>> start EXTRACTED MATERIAL
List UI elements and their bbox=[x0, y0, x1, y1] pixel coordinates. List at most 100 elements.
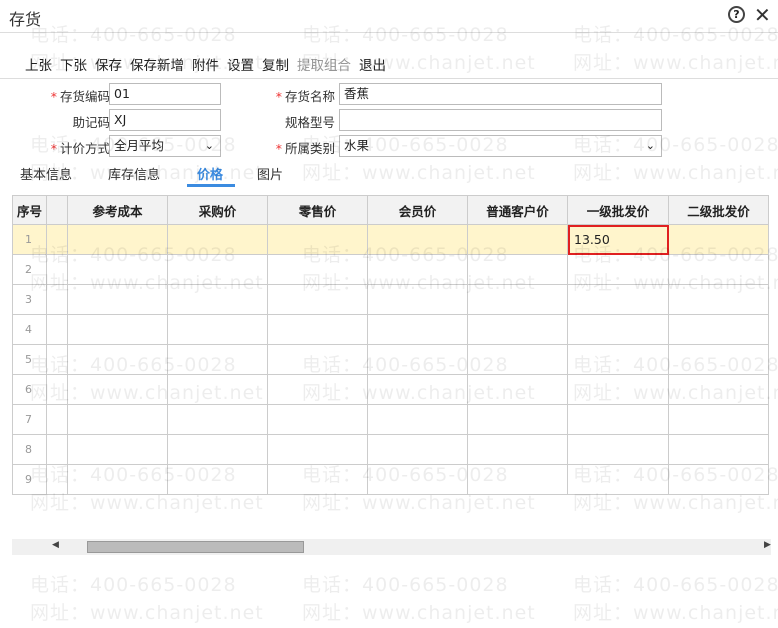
col-purchase-price-cell[interactable] bbox=[167, 224, 268, 255]
col-purchase-price-cell[interactable] bbox=[167, 374, 268, 405]
col-wholesale-2-header[interactable]: 二级批发价 bbox=[668, 195, 769, 225]
col-wholesale-2-cell[interactable] bbox=[668, 284, 769, 315]
scroll-left-icon[interactable]: ◀ bbox=[52, 540, 59, 550]
col-ref-cost-cell[interactable] bbox=[67, 254, 168, 285]
col-purchase-price-cell[interactable] bbox=[167, 404, 268, 435]
col-customer-price-cell[interactable] bbox=[467, 224, 568, 255]
col-wholesale-2-cell[interactable] bbox=[668, 314, 769, 345]
col-member-price-cell[interactable] bbox=[367, 404, 468, 435]
col-blank-cell[interactable] bbox=[46, 284, 68, 315]
col-ref-cost-cell[interactable] bbox=[67, 464, 168, 495]
col-wholesale-2-cell[interactable] bbox=[668, 404, 769, 435]
col-purchase-price-cell[interactable] bbox=[167, 464, 268, 495]
mnemonic-input[interactable]: XJ bbox=[109, 109, 221, 131]
col-blank-header[interactable] bbox=[46, 195, 68, 225]
col-wholesale-1-cell[interactable]: 13.50 bbox=[567, 224, 669, 255]
col-blank-cell[interactable] bbox=[46, 344, 68, 375]
col-ref-cost-cell[interactable] bbox=[67, 314, 168, 345]
scrollbar-thumb[interactable] bbox=[87, 541, 304, 553]
col-retail-price-cell[interactable] bbox=[267, 224, 368, 255]
col-wholesale-2-cell[interactable] bbox=[668, 464, 769, 495]
col-ref-cost-cell[interactable] bbox=[67, 374, 168, 405]
col-retail-price-cell[interactable] bbox=[267, 314, 368, 345]
col-retail-price-cell[interactable] bbox=[267, 374, 368, 405]
col-ref-cost-header[interactable]: 参考成本 bbox=[67, 195, 168, 225]
col-retail-price-cell[interactable] bbox=[267, 284, 368, 315]
col-member-price-cell[interactable] bbox=[367, 224, 468, 255]
next-button[interactable]: 下张 bbox=[60, 54, 87, 74]
col-wholesale-2-cell[interactable] bbox=[668, 374, 769, 405]
col-customer-price-cell[interactable] bbox=[467, 254, 568, 285]
col-wholesale-1-cell[interactable] bbox=[567, 344, 669, 375]
col-ref-cost-cell[interactable] bbox=[67, 434, 168, 465]
col-retail-price-header[interactable]: 零售价 bbox=[267, 195, 368, 225]
settings-button[interactable]: 设置 bbox=[227, 54, 254, 74]
table-row[interactable]: 6 bbox=[12, 374, 769, 405]
table-row[interactable]: 1 13.50 bbox=[12, 224, 769, 255]
col-member-price-cell[interactable] bbox=[367, 344, 468, 375]
col-purchase-price-cell[interactable] bbox=[167, 434, 268, 465]
col-blank-cell[interactable] bbox=[46, 434, 68, 465]
col-wholesale-1-header[interactable]: 一级批发价 bbox=[567, 195, 669, 225]
col-member-price-cell[interactable] bbox=[367, 464, 468, 495]
table-row[interactable]: 7 bbox=[12, 404, 769, 435]
col-retail-price-cell[interactable] bbox=[267, 344, 368, 375]
attachment-button[interactable]: 附件 bbox=[192, 54, 219, 74]
tab-stock-info[interactable]: 库存信息 bbox=[108, 164, 160, 183]
col-member-price-cell[interactable] bbox=[367, 374, 468, 405]
col-index-header[interactable]: 序号 bbox=[12, 195, 47, 225]
col-wholesale-1-cell[interactable] bbox=[567, 254, 669, 285]
col-ref-cost-cell[interactable] bbox=[67, 404, 168, 435]
code-input[interactable]: 01 bbox=[109, 83, 221, 105]
col-blank-cell[interactable] bbox=[46, 254, 68, 285]
tab-images[interactable]: 图片 bbox=[257, 164, 283, 183]
col-customer-price-header[interactable]: 普通客户价 bbox=[467, 195, 568, 225]
save-button[interactable]: 保存 bbox=[95, 54, 122, 74]
col-customer-price-cell[interactable] bbox=[467, 404, 568, 435]
col-customer-price-cell[interactable] bbox=[467, 314, 568, 345]
table-row[interactable]: 8 bbox=[12, 434, 769, 465]
col-ref-cost-cell[interactable] bbox=[67, 344, 168, 375]
col-member-price-cell[interactable] bbox=[367, 254, 468, 285]
tab-basic-info[interactable]: 基本信息 bbox=[20, 164, 72, 183]
col-customer-price-cell[interactable] bbox=[467, 434, 568, 465]
col-customer-price-cell[interactable] bbox=[467, 374, 568, 405]
table-row[interactable]: 9 bbox=[12, 464, 769, 495]
category-select[interactable]: 水果 ⌄ bbox=[339, 135, 662, 157]
table-row[interactable]: 4 bbox=[12, 314, 769, 345]
table-row[interactable]: 3 bbox=[12, 284, 769, 315]
spec-input[interactable] bbox=[339, 109, 662, 131]
col-member-price-cell[interactable] bbox=[367, 314, 468, 345]
col-member-price-cell[interactable] bbox=[367, 434, 468, 465]
col-member-price-header[interactable]: 会员价 bbox=[367, 195, 468, 225]
col-blank-cell[interactable] bbox=[46, 314, 68, 345]
exit-button[interactable]: 退出 bbox=[359, 54, 386, 74]
col-retail-price-cell[interactable] bbox=[267, 254, 368, 285]
col-customer-price-cell[interactable] bbox=[467, 284, 568, 315]
col-blank-cell[interactable] bbox=[46, 404, 68, 435]
col-retail-price-cell[interactable] bbox=[267, 434, 368, 465]
col-wholesale-1-cell[interactable] bbox=[567, 404, 669, 435]
col-purchase-price-cell[interactable] bbox=[167, 254, 268, 285]
col-wholesale-1-cell[interactable] bbox=[567, 374, 669, 405]
table-row[interactable]: 2 bbox=[12, 254, 769, 285]
col-blank-cell[interactable] bbox=[46, 464, 68, 495]
col-wholesale-2-cell[interactable] bbox=[668, 224, 769, 255]
col-purchase-price-cell[interactable] bbox=[167, 284, 268, 315]
col-wholesale-1-cell[interactable] bbox=[567, 314, 669, 345]
col-wholesale-2-cell[interactable] bbox=[668, 344, 769, 375]
copy-button[interactable]: 复制 bbox=[262, 54, 289, 74]
col-purchase-price-cell[interactable] bbox=[167, 344, 268, 375]
col-member-price-cell[interactable] bbox=[367, 284, 468, 315]
scroll-right-icon[interactable]: ▶ bbox=[764, 540, 771, 550]
col-wholesale-2-cell[interactable] bbox=[668, 434, 769, 465]
col-purchase-price-cell[interactable] bbox=[167, 314, 268, 345]
col-wholesale-1-cell[interactable] bbox=[567, 284, 669, 315]
close-icon[interactable]: ✕ bbox=[754, 3, 771, 27]
tab-price[interactable]: 价格 bbox=[197, 164, 223, 183]
col-ref-cost-cell[interactable] bbox=[67, 224, 168, 255]
horizontal-scrollbar[interactable]: ◀ ▶ bbox=[12, 539, 771, 555]
col-blank-cell[interactable] bbox=[46, 224, 68, 255]
col-purchase-price-header[interactable]: 采购价 bbox=[167, 195, 268, 225]
col-retail-price-cell[interactable] bbox=[267, 464, 368, 495]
>> end EXTRACTED MATERIAL
**YOUR TASK**
Repeat all of the lines above word for word, omitting the pictures.

**FINISHED EXERCISE**
List UI elements and their bbox=[x0, y0, x1, y1] pixel coordinates. List at most 100 elements.
col-purchase-price-cell[interactable] bbox=[167, 224, 268, 255]
col-purchase-price-cell[interactable] bbox=[167, 374, 268, 405]
col-wholesale-2-header[interactable]: 二级批发价 bbox=[668, 195, 769, 225]
col-wholesale-2-cell[interactable] bbox=[668, 284, 769, 315]
scroll-left-icon[interactable]: ◀ bbox=[52, 540, 59, 550]
col-ref-cost-cell[interactable] bbox=[67, 254, 168, 285]
col-purchase-price-cell[interactable] bbox=[167, 404, 268, 435]
col-customer-price-cell[interactable] bbox=[467, 224, 568, 255]
col-wholesale-2-cell[interactable] bbox=[668, 314, 769, 345]
col-member-price-cell[interactable] bbox=[367, 404, 468, 435]
col-blank-cell[interactable] bbox=[46, 284, 68, 315]
col-ref-cost-cell[interactable] bbox=[67, 464, 168, 495]
col-wholesale-2-cell[interactable] bbox=[668, 404, 769, 435]
col-purchase-price-cell[interactable] bbox=[167, 464, 268, 495]
mnemonic-input[interactable]: XJ bbox=[109, 109, 221, 131]
col-blank-header[interactable] bbox=[46, 195, 68, 225]
col-wholesale-1-cell[interactable]: 13.50 bbox=[567, 224, 669, 255]
col-blank-cell[interactable] bbox=[46, 344, 68, 375]
col-ref-cost-cell[interactable] bbox=[67, 314, 168, 345]
scrollbar-thumb[interactable] bbox=[87, 541, 304, 553]
col-retail-price-cell[interactable] bbox=[267, 224, 368, 255]
col-wholesale-2-cell[interactable] bbox=[668, 464, 769, 495]
col-ref-cost-cell[interactable] bbox=[67, 374, 168, 405]
col-retail-price-cell[interactable] bbox=[267, 314, 368, 345]
col-retail-price-cell[interactable] bbox=[267, 374, 368, 405]
col-ref-cost-header[interactable]: 参考成本 bbox=[67, 195, 168, 225]
col-retail-price-cell[interactable] bbox=[267, 284, 368, 315]
col-member-price-cell[interactable] bbox=[367, 224, 468, 255]
next-button[interactable]: 下张 bbox=[60, 54, 87, 74]
col-wholesale-2-cell[interactable] bbox=[668, 374, 769, 405]
col-customer-price-cell[interactable] bbox=[467, 254, 568, 285]
col-wholesale-1-cell[interactable] bbox=[567, 344, 669, 375]
col-ref-cost-cell[interactable] bbox=[67, 434, 168, 465]
col-retail-price-header[interactable]: 零售价 bbox=[267, 195, 368, 225]
settings-button[interactable]: 设置 bbox=[227, 54, 254, 74]
table-row[interactable]: 6 bbox=[12, 374, 769, 405]
table-row[interactable]: 1 13.50 bbox=[12, 224, 769, 255]
col-member-price-cell[interactable] bbox=[367, 344, 468, 375]
col-purchase-price-cell[interactable] bbox=[167, 434, 268, 465]
col-blank-cell[interactable] bbox=[46, 434, 68, 465]
col-wholesale-1-header[interactable]: 一级批发价 bbox=[567, 195, 669, 225]
col-member-price-cell[interactable] bbox=[367, 464, 468, 495]
table-row[interactable]: 7 bbox=[12, 404, 769, 435]
col-retail-price-cell[interactable] bbox=[267, 344, 368, 375]
attachment-button[interactable]: 附件 bbox=[192, 54, 219, 74]
tab-stock-info[interactable]: 库存信息 bbox=[108, 164, 160, 183]
col-member-price-cell[interactable] bbox=[367, 374, 468, 405]
col-index-header[interactable]: 序号 bbox=[12, 195, 47, 225]
col-wholesale-1-cell[interactable] bbox=[567, 254, 669, 285]
col-ref-cost-cell[interactable] bbox=[67, 404, 168, 435]
code-input[interactable]: 01 bbox=[109, 83, 221, 105]
col-blank-cell[interactable] bbox=[46, 254, 68, 285]
tab-images[interactable]: 图片 bbox=[257, 164, 283, 183]
col-customer-price-header[interactable]: 普通客户价 bbox=[467, 195, 568, 225]
save-button[interactable]: 保存 bbox=[95, 54, 122, 74]
col-customer-price-cell[interactable] bbox=[467, 404, 568, 435]
col-customer-price-cell[interactable] bbox=[467, 314, 568, 345]
table-row[interactable]: 8 bbox=[12, 434, 769, 465]
col-ref-cost-cell[interactable] bbox=[67, 344, 168, 375]
col-member-price-cell[interactable] bbox=[367, 254, 468, 285]
tab-basic-info[interactable]: 基本信息 bbox=[20, 164, 72, 183]
col-customer-price-cell[interactable] bbox=[467, 434, 568, 465]
col-customer-price-cell[interactable] bbox=[467, 374, 568, 405]
table-row[interactable]: 9 bbox=[12, 464, 769, 495]
category-select[interactable]: 水果 ⌄ bbox=[339, 135, 662, 157]
table-row[interactable]: 4 bbox=[12, 314, 769, 345]
table-row[interactable]: 3 bbox=[12, 284, 769, 315]
spec-input[interactable] bbox=[339, 109, 662, 131]
col-member-price-cell[interactable] bbox=[367, 314, 468, 345]
col-member-price-cell[interactable] bbox=[367, 434, 468, 465]
col-member-price-header[interactable]: 会员价 bbox=[367, 195, 468, 225]
col-blank-cell[interactable] bbox=[46, 314, 68, 345]
exit-button[interactable]: 退出 bbox=[359, 54, 386, 74]
col-retail-price-cell[interactable] bbox=[267, 254, 368, 285]
col-customer-price-cell[interactable] bbox=[467, 284, 568, 315]
col-blank-cell[interactable] bbox=[46, 404, 68, 435]
col-retail-price-cell[interactable] bbox=[267, 434, 368, 465]
col-wholesale-1-cell[interactable] bbox=[567, 404, 669, 435]
col-purchase-price-cell[interactable] bbox=[167, 254, 268, 285]
col-wholesale-1-cell[interactable] bbox=[567, 374, 669, 405]
table-row[interactable]: 2 bbox=[12, 254, 769, 285]
col-blank-cell[interactable] bbox=[46, 464, 68, 495]
col-wholesale-2-cell[interactable] bbox=[668, 224, 769, 255]
col-purchase-price-cell[interactable] bbox=[167, 284, 268, 315]
col-wholesale-1-cell[interactable] bbox=[567, 314, 669, 345]
col-wholesale-2-cell[interactable] bbox=[668, 344, 769, 375]
copy-button[interactable]: 复制 bbox=[262, 54, 289, 74]
col-purchase-price-cell[interactable] bbox=[167, 344, 268, 375]
col-member-price-cell[interactable] bbox=[367, 284, 468, 315]
scroll-right-icon[interactable]: ▶ bbox=[764, 540, 771, 550]
col-wholesale-2-cell[interactable] bbox=[668, 434, 769, 465]
col-purchase-price-cell[interactable] bbox=[167, 314, 268, 345]
col-wholesale-1-cell[interactable] bbox=[567, 284, 669, 315]
close-icon[interactable]: ✕ bbox=[754, 3, 771, 27]
tab-price[interactable]: 价格 bbox=[197, 164, 223, 183]
col-ref-cost-cell[interactable] bbox=[67, 224, 168, 255]
horizontal-scrollbar[interactable]: ◀ ▶ bbox=[12, 539, 771, 555]
col-blank-cell[interactable] bbox=[46, 224, 68, 255]
col-purchase-price-header[interactable]: 采购价 bbox=[167, 195, 268, 225]
col-retail-price-cell[interactable] bbox=[267, 464, 368, 495]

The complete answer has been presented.